Dataset items
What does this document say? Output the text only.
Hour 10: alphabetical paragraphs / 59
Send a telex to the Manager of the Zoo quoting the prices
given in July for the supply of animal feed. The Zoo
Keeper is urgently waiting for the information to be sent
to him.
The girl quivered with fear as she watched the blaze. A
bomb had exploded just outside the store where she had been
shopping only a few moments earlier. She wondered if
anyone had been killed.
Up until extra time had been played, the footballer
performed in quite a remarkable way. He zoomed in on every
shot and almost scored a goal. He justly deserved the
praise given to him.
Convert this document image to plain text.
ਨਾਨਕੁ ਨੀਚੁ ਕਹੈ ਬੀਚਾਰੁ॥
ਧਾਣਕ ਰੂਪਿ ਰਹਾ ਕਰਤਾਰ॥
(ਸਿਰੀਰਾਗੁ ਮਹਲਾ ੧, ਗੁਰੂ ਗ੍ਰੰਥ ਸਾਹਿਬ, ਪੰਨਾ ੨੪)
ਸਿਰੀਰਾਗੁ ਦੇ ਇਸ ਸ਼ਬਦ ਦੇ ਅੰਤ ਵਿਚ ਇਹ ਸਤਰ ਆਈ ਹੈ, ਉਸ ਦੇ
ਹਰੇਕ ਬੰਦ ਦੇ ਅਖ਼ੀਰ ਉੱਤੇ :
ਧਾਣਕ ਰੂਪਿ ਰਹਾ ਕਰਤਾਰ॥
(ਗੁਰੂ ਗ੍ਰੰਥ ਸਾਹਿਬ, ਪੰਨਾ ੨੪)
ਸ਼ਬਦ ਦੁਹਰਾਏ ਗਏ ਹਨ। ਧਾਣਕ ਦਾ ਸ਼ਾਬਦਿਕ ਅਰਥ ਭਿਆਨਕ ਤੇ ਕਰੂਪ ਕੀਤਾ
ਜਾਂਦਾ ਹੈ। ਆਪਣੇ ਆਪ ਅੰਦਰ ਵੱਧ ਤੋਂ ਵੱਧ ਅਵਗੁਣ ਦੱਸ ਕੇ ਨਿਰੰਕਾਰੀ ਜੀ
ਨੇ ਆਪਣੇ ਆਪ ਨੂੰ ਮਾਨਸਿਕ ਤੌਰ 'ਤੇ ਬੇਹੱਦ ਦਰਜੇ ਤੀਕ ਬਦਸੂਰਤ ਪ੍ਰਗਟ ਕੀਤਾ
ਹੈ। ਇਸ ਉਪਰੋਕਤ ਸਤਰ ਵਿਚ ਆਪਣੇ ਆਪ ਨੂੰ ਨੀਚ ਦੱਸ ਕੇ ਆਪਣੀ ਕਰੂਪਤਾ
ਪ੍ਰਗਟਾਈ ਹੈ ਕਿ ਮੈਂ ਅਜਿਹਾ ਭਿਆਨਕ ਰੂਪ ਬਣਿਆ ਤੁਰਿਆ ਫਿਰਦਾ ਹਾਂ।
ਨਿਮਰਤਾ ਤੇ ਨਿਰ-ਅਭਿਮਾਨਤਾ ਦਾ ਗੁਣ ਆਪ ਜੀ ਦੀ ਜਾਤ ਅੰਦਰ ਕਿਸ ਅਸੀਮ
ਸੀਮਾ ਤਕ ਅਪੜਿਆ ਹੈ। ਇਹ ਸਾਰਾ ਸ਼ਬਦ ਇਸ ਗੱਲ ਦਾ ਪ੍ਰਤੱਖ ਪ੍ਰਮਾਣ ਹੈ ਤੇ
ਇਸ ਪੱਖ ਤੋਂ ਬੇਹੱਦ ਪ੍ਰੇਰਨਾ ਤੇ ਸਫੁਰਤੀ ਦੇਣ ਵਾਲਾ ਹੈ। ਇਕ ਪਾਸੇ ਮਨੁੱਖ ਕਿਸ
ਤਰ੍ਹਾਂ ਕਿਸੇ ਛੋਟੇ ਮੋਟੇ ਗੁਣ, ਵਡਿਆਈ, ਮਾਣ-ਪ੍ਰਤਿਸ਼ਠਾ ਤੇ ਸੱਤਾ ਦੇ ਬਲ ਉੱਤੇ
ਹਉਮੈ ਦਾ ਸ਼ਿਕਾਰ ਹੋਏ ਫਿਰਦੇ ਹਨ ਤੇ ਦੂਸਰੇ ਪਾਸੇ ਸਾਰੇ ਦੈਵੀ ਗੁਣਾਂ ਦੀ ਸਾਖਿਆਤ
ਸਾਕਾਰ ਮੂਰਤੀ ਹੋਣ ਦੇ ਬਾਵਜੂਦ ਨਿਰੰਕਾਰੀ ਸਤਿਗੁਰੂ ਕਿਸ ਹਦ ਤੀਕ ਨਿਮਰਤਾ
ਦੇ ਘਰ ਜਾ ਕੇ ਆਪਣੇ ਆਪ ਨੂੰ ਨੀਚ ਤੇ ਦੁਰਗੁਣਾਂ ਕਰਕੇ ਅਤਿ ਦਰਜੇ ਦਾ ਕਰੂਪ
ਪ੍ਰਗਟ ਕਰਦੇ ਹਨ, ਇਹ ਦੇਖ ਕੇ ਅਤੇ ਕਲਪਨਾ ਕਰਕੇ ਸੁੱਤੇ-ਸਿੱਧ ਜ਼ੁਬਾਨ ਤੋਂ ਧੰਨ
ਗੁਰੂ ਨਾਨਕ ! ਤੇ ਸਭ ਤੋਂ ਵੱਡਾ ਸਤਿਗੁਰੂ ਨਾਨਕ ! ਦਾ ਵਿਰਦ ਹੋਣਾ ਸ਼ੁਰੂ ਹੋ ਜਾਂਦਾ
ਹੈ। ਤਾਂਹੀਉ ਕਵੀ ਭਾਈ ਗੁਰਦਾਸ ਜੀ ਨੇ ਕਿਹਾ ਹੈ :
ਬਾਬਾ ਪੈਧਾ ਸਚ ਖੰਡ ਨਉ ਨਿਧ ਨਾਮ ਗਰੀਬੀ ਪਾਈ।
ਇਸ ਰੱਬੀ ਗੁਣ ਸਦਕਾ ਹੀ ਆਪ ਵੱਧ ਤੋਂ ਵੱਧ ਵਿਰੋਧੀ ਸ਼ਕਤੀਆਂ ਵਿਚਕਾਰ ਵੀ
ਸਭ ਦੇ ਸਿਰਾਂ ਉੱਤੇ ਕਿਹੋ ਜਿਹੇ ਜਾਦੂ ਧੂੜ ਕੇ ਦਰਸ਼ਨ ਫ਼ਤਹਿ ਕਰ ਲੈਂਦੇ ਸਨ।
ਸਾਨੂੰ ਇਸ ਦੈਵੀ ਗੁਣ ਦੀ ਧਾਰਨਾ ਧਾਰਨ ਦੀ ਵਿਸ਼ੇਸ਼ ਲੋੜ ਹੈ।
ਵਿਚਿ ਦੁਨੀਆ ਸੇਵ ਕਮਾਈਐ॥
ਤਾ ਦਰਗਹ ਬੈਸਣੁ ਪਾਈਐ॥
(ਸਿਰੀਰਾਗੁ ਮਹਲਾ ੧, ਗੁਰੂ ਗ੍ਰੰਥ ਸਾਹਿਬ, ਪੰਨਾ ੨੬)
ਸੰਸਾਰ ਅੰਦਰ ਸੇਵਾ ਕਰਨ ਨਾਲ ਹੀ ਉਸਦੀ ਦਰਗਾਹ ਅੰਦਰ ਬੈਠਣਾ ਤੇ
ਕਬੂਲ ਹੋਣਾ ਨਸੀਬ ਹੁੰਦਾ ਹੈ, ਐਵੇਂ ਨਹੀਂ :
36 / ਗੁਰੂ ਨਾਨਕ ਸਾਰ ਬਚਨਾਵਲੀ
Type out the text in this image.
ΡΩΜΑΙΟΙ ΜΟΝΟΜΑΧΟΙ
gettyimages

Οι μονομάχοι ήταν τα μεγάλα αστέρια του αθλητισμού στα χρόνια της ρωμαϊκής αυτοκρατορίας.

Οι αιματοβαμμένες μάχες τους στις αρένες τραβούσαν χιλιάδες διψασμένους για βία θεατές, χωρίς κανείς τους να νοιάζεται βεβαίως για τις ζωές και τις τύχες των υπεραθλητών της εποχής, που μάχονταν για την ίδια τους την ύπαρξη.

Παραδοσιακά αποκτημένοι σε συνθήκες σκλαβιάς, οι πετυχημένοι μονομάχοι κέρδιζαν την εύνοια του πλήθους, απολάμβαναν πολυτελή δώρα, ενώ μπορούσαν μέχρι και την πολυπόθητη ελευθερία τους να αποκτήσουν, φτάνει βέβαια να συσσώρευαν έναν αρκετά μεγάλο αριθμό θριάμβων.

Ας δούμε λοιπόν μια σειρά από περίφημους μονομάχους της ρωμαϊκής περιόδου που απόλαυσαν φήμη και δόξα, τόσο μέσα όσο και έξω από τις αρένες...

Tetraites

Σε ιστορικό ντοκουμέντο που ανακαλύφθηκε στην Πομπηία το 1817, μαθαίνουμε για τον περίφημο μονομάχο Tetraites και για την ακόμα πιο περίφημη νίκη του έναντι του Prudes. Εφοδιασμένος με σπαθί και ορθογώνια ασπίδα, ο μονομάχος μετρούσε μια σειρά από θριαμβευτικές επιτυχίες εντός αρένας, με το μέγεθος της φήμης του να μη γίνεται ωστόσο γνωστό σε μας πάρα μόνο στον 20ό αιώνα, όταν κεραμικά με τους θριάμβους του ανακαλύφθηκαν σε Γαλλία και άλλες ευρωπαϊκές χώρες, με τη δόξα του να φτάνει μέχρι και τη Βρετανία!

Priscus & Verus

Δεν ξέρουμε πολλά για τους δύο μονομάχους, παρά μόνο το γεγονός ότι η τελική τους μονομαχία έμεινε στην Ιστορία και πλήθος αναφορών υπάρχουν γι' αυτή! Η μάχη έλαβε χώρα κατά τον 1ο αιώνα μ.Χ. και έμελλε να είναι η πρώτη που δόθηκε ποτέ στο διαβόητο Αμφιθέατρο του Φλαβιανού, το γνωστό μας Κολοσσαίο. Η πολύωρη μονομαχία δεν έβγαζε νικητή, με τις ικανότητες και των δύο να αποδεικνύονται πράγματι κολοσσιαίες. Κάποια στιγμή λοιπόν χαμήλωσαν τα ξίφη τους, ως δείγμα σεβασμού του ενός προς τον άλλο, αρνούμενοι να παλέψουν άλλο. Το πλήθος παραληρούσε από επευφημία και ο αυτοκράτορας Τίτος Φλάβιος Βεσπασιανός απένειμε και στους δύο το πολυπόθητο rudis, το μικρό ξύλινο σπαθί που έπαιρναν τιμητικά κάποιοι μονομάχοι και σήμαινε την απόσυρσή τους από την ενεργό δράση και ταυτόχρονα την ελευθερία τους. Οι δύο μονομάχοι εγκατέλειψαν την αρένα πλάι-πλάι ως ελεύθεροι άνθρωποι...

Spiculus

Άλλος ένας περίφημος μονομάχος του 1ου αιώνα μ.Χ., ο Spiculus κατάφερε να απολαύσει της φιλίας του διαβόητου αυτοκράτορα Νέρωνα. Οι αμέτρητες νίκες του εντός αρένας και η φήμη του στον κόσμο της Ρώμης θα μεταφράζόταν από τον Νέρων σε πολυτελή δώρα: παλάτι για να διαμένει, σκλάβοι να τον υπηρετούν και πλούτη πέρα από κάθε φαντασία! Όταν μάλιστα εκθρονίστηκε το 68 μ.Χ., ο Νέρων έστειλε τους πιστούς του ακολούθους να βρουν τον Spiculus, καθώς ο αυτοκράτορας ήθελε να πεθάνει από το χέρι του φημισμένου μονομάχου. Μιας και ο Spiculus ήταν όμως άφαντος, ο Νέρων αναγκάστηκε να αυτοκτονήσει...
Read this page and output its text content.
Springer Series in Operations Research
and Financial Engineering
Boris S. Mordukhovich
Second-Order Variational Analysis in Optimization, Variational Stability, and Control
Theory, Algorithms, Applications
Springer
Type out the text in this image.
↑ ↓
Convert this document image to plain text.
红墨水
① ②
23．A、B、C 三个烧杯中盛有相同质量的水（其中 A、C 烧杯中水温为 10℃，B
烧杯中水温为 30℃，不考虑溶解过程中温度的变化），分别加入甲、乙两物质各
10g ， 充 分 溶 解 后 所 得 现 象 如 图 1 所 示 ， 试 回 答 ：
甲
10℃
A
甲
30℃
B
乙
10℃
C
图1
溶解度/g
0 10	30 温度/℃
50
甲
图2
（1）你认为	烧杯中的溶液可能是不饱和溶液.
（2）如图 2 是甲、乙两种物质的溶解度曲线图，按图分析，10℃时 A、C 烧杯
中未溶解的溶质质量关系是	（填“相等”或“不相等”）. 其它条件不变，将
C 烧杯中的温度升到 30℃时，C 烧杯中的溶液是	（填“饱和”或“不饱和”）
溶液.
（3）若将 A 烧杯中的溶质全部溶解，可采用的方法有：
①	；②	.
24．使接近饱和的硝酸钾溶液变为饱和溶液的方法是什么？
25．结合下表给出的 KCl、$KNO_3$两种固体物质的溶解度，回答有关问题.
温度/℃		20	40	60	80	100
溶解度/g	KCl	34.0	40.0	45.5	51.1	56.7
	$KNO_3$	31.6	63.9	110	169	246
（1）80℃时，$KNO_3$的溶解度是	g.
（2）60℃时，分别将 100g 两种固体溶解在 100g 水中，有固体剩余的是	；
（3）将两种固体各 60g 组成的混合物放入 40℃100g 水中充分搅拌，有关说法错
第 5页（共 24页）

• [OBJECTIVE] Pick out each line containing "been" and report it.

• [WRITTEN ANSWER]
bomb had exploded just outside the store where she had been
anyone had been killed.
Up until extra time had been played, the footballer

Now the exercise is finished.